Chart and figure data:
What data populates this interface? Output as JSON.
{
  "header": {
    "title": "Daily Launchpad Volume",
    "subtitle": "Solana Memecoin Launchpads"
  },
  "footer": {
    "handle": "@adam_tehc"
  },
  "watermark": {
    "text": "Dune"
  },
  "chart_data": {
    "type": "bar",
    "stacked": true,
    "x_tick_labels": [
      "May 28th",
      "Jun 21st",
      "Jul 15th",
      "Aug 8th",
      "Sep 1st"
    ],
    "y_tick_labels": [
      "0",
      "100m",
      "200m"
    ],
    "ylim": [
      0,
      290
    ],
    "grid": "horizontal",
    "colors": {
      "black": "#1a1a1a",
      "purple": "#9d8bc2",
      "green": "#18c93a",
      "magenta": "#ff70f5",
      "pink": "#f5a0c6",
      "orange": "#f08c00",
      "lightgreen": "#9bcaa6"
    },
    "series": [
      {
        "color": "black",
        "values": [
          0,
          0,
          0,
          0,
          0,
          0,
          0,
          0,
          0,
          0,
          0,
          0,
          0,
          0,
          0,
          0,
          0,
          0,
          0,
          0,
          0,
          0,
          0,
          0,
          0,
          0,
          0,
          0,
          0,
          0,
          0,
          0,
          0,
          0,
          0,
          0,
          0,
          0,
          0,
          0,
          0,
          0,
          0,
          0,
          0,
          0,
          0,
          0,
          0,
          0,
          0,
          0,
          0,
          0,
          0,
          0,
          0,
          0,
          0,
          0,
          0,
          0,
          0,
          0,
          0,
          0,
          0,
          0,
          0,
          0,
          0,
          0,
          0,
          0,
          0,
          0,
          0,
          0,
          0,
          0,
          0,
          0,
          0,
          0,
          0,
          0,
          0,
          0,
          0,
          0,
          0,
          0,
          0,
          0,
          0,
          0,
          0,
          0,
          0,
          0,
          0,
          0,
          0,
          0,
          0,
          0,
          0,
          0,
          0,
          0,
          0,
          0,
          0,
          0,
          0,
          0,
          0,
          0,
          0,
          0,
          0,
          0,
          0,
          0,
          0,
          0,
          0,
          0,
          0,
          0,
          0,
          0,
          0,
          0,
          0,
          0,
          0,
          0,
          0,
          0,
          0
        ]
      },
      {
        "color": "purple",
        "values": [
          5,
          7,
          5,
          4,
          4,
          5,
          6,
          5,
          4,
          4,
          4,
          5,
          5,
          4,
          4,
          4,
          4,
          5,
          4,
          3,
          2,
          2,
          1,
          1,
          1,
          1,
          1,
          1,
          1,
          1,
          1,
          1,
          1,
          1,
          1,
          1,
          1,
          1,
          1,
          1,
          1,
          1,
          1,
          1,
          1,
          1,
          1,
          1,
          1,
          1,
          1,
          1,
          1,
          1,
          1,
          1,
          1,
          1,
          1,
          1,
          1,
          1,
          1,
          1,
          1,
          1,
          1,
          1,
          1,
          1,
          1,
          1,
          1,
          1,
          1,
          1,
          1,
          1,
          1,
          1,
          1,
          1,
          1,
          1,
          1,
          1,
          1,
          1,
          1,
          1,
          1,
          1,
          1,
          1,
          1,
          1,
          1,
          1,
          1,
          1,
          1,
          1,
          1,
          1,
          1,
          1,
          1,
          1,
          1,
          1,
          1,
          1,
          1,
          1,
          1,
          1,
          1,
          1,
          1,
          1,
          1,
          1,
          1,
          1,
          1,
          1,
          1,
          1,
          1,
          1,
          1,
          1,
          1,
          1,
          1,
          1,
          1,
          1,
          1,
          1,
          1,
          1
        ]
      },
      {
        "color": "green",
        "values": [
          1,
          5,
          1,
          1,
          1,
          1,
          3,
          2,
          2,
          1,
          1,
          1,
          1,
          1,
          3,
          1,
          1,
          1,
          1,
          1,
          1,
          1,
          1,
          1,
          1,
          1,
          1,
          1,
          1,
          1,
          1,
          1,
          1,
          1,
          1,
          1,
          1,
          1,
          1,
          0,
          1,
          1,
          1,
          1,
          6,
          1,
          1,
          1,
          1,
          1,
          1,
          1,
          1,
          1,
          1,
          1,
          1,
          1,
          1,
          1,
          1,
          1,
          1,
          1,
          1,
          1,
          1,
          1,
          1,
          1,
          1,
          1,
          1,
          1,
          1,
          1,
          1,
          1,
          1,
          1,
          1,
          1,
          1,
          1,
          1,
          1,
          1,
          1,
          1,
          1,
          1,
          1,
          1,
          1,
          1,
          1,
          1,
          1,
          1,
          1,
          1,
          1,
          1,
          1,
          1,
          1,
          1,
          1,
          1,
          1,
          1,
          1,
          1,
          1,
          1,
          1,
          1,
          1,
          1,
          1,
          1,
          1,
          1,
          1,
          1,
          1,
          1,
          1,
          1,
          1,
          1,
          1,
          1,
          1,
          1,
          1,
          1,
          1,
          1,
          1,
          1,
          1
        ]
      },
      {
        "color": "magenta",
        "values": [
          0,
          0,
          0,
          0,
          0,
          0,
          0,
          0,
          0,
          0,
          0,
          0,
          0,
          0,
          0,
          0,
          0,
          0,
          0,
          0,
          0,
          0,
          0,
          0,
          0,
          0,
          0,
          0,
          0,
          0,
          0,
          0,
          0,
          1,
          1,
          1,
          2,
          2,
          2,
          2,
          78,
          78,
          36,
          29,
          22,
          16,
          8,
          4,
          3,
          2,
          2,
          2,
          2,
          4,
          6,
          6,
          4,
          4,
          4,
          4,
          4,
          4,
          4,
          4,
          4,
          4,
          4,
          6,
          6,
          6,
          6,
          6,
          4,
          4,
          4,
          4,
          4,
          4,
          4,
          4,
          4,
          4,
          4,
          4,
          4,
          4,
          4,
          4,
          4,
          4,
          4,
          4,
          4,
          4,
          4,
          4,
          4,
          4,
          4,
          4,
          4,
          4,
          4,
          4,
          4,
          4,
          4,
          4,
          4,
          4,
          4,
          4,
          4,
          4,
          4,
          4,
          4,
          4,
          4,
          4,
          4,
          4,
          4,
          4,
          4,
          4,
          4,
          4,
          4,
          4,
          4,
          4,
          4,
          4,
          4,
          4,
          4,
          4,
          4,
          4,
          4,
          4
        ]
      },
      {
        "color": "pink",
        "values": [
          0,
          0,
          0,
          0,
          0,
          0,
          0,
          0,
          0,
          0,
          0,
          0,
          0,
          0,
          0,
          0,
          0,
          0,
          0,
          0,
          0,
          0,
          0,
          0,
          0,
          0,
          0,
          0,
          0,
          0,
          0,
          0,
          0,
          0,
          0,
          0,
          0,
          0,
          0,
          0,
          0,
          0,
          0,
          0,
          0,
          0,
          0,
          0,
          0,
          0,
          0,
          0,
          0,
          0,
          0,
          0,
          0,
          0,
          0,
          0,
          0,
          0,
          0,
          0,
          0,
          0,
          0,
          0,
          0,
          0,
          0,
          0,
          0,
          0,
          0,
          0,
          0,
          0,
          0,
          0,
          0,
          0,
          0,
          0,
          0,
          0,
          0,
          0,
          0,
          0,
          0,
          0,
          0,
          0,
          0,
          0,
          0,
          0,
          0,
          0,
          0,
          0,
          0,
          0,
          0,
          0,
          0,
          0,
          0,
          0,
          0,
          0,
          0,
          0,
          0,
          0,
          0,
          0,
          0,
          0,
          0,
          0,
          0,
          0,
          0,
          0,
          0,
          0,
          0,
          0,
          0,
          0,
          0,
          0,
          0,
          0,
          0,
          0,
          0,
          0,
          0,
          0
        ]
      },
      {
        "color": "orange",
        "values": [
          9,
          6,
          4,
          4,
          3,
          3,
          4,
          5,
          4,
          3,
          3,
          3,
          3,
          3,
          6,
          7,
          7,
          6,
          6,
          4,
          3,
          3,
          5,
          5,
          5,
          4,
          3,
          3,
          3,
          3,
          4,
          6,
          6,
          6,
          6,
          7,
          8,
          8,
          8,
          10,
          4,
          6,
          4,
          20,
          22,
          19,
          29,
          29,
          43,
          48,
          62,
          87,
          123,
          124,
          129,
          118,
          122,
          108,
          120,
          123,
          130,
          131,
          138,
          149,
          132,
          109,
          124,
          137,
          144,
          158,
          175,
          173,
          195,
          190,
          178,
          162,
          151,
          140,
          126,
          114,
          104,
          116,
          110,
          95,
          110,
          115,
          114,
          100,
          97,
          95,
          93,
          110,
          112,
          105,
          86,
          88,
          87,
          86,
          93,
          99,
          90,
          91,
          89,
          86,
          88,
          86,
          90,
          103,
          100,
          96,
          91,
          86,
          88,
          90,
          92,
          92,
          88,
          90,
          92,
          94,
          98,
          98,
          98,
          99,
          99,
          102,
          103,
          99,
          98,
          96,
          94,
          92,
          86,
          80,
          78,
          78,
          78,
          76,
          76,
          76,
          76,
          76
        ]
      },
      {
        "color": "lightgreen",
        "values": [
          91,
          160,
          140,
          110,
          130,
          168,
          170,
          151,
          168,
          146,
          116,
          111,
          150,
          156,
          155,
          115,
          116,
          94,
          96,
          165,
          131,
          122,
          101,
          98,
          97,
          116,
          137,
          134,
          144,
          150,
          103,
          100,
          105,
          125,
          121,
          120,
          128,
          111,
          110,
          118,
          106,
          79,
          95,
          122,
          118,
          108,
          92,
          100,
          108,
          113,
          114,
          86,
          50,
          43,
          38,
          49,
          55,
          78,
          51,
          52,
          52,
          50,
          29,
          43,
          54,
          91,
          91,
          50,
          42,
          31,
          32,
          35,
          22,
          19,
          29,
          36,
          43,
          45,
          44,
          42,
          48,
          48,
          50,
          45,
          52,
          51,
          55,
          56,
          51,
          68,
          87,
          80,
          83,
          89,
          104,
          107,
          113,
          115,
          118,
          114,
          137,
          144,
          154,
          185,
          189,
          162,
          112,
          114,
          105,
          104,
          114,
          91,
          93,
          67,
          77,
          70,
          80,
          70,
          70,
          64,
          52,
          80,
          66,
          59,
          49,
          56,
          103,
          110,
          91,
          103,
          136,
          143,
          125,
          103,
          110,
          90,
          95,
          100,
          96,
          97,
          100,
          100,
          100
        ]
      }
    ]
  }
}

#### [TASK]
Read the data above and pull out each line that holds the string "lightgreen".

#### [WORKED SOLUTION]
      "lightgreen": "#9bcaa6"
        "color": "lightgreen",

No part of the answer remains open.